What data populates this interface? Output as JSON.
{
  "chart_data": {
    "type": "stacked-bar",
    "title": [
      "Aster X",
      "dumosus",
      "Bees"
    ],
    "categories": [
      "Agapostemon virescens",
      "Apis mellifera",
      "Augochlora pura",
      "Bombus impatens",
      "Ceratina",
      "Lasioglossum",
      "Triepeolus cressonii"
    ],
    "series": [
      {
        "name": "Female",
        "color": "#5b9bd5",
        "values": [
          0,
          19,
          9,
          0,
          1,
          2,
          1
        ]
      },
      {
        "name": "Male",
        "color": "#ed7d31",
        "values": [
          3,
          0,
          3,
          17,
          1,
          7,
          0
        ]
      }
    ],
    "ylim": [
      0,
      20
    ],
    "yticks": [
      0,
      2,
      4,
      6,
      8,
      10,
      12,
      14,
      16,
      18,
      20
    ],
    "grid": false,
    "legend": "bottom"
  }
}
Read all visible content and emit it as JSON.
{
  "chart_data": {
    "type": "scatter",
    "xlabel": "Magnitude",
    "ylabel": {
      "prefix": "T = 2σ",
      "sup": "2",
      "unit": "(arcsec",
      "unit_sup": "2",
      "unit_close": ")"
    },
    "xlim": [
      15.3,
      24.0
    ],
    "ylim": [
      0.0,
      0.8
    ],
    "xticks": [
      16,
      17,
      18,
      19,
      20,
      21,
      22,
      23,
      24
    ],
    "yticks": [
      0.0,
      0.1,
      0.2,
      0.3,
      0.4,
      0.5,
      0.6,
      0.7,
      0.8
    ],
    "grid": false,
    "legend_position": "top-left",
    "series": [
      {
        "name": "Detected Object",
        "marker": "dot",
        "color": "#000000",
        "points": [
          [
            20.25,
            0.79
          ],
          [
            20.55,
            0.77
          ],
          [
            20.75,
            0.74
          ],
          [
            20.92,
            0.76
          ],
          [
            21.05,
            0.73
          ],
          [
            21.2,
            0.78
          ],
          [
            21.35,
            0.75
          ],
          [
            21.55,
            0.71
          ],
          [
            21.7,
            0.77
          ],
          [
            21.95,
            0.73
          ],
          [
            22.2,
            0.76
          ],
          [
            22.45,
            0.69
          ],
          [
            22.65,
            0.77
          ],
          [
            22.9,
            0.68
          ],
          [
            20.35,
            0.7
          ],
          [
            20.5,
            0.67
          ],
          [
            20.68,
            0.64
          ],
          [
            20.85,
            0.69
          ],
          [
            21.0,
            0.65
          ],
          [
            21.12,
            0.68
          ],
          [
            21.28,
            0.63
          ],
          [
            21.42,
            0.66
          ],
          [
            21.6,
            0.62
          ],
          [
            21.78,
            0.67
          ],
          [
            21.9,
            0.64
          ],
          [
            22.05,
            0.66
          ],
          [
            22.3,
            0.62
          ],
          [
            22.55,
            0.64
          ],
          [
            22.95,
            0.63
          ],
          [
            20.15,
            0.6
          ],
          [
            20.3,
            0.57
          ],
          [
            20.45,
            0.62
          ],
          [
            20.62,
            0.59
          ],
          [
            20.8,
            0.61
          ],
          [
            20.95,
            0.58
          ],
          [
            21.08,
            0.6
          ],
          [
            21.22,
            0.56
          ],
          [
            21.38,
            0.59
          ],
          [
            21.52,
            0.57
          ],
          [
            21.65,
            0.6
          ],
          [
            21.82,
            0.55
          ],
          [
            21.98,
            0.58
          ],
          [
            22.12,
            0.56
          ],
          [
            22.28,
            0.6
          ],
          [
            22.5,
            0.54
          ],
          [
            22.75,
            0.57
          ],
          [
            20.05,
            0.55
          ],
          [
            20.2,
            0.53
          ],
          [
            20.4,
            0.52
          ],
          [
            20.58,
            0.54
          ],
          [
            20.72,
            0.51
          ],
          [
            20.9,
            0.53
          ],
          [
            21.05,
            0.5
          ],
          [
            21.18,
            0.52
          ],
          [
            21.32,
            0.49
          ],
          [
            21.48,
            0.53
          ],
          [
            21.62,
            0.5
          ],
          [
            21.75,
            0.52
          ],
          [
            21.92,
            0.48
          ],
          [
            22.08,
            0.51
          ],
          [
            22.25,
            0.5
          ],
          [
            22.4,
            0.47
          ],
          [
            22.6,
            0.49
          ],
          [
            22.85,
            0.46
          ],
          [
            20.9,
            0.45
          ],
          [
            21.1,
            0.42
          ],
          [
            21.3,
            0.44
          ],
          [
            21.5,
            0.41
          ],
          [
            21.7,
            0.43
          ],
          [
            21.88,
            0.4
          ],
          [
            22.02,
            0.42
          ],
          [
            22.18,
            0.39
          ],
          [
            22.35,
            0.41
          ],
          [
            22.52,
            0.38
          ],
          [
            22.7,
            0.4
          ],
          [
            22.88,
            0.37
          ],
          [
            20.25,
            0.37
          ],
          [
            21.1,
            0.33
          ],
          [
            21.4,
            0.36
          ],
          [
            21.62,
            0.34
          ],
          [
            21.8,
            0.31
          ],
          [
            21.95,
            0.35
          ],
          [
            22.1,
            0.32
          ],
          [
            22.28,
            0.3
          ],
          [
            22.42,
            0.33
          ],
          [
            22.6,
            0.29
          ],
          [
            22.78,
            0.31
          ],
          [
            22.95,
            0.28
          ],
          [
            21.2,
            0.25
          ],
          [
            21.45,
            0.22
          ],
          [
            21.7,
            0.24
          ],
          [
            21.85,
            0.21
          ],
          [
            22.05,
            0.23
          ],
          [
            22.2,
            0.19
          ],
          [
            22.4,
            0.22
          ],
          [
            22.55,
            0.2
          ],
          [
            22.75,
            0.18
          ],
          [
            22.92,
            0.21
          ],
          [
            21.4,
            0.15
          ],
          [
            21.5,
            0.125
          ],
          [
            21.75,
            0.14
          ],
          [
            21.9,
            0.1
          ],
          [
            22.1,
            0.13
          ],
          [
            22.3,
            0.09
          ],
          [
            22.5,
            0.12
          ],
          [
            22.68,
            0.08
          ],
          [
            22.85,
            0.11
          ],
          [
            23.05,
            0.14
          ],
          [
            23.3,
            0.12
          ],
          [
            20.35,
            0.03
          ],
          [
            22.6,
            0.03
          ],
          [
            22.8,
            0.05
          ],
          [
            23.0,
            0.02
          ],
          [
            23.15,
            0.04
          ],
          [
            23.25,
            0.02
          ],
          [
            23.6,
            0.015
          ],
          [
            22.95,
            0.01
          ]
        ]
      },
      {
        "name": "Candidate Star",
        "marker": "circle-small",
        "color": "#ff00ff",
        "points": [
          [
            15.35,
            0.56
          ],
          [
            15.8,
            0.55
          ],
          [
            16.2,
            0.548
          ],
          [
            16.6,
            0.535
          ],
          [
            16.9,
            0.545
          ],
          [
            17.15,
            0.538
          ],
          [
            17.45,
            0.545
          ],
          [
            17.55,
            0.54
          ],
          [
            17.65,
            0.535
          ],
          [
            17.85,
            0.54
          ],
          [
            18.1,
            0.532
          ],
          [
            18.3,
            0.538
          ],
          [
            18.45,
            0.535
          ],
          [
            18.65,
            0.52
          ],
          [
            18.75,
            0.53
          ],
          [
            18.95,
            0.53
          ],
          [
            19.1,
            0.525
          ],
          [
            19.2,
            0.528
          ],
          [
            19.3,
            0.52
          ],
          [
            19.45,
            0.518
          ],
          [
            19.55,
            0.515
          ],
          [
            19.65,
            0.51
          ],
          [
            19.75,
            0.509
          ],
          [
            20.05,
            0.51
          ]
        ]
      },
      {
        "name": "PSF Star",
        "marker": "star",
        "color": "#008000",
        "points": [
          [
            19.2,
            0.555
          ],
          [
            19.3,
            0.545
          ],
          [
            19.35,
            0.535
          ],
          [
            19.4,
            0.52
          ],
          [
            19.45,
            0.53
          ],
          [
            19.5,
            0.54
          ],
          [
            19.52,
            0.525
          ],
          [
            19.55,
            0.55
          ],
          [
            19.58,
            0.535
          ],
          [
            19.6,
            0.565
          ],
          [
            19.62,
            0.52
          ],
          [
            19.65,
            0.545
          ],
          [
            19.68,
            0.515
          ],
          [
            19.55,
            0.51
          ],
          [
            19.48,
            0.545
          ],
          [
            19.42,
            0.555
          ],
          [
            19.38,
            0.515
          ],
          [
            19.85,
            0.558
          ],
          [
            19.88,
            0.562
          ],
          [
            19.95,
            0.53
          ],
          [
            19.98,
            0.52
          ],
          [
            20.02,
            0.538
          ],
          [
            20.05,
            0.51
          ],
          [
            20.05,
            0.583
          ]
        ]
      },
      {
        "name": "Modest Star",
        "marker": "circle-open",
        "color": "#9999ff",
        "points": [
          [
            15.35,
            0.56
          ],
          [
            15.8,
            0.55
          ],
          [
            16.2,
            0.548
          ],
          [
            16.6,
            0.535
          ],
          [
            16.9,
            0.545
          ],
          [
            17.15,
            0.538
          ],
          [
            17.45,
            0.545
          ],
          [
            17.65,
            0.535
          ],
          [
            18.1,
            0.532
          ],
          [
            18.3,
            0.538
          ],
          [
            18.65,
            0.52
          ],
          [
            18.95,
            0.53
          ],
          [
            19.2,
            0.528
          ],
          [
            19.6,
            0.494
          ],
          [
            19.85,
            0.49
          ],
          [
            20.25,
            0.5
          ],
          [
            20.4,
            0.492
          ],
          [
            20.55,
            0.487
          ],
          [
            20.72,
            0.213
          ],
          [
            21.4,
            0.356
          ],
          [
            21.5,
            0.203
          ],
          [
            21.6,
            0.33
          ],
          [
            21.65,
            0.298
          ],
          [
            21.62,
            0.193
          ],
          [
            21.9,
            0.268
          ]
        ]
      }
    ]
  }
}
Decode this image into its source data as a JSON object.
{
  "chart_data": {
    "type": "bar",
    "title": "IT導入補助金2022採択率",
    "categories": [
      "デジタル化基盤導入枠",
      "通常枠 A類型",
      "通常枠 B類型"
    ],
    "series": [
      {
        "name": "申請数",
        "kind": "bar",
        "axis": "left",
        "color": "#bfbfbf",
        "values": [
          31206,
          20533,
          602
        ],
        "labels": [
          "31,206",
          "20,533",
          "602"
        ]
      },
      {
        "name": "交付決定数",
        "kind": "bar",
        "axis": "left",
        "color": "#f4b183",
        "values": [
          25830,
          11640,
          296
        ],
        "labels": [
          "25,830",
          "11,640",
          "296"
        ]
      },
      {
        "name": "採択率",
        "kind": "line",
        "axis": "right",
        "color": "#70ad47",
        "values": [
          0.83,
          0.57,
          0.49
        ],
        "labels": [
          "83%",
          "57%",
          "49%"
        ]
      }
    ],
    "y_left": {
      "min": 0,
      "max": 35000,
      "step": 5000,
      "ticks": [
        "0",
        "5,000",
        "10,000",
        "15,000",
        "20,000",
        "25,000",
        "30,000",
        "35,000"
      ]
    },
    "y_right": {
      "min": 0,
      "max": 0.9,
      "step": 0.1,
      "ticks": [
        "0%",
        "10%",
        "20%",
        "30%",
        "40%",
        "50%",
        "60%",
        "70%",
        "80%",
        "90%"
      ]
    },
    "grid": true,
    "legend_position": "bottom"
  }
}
----------
• **Aim**:
Give the number of lines above that hold the word "circle", and nothing more.

• **Reply**:
2